RECORDS SHOWN:
****
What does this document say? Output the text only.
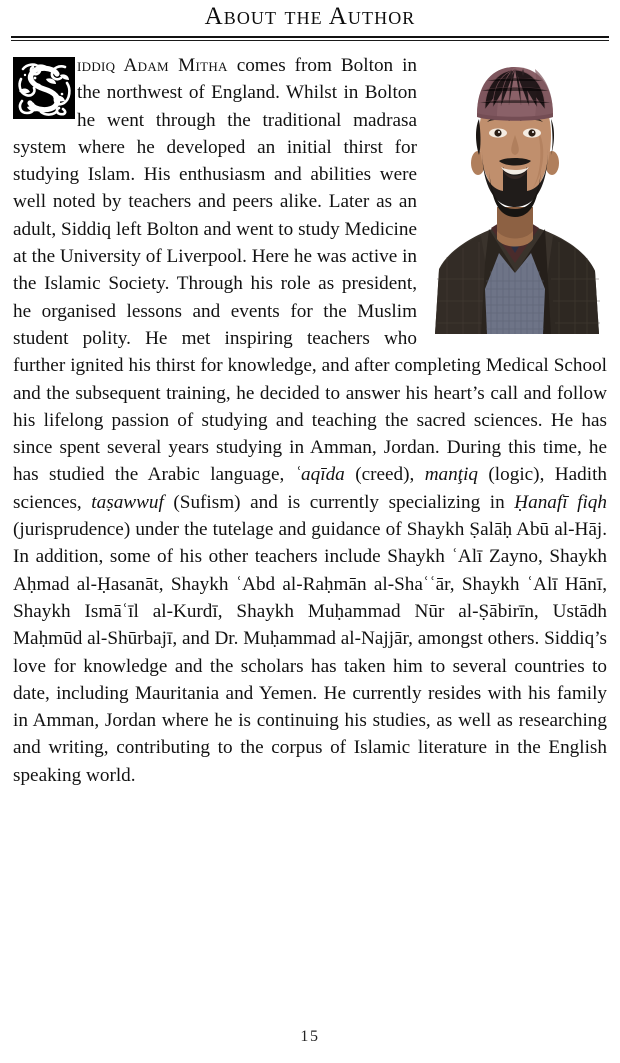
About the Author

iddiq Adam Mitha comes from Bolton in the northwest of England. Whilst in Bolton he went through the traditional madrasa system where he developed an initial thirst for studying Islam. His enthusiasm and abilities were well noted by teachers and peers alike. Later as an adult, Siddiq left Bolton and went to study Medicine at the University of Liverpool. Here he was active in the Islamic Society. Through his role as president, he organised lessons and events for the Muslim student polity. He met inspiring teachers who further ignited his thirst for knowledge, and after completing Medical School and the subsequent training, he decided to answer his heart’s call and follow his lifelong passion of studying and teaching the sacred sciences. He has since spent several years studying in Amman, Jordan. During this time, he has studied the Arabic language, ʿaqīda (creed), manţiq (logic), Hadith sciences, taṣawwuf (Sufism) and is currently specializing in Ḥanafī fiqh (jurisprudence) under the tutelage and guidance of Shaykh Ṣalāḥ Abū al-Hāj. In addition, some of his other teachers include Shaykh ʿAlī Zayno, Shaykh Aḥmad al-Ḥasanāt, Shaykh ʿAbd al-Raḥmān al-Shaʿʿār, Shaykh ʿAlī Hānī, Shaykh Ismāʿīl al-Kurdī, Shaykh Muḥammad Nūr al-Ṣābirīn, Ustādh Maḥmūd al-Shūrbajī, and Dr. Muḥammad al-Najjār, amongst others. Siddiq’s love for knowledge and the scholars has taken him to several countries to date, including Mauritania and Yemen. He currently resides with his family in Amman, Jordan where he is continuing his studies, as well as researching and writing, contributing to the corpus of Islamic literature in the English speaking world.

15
****
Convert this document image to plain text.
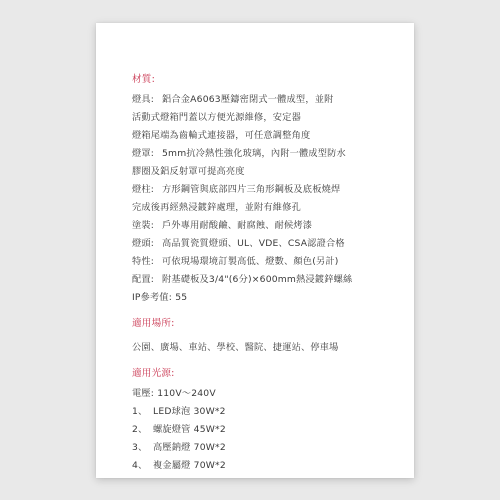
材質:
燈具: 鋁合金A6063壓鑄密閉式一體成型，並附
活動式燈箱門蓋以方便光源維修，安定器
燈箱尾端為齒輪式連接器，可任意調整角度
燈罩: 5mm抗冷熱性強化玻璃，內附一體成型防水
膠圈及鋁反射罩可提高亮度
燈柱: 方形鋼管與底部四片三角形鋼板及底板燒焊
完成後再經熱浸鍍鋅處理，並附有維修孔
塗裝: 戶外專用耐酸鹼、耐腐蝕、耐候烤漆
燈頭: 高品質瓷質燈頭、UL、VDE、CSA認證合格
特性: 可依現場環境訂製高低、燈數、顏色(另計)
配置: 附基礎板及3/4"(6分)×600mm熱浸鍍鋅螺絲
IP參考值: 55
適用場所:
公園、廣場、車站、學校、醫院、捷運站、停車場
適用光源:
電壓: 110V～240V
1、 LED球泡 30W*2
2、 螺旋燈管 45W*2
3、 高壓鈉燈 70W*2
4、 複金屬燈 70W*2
****
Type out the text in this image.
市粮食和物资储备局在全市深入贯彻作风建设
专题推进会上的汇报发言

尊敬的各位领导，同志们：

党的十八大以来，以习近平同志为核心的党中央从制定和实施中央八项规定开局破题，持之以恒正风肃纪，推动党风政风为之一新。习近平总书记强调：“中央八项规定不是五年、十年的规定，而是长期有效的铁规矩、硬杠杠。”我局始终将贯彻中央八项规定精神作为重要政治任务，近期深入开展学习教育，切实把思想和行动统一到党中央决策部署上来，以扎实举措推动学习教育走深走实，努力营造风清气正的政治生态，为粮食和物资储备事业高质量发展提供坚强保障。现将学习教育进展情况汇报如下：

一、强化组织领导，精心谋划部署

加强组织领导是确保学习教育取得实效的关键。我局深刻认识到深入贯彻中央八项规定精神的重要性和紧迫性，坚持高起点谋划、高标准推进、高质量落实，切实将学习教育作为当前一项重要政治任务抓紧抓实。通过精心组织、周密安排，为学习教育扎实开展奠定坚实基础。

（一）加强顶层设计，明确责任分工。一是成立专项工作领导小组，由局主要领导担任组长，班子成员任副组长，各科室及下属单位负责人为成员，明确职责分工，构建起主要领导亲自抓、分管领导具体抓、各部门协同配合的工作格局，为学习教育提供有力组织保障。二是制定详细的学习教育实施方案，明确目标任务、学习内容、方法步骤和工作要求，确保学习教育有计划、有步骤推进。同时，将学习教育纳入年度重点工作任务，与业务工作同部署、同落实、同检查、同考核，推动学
****
PROBLEM REQUIREMENTS:
Show each line of the data that contains the string "text".

EXERCISE RESPONSE:
What does this document say? Output the text only.
Convert this document image to plain text.
Type out the text in this image.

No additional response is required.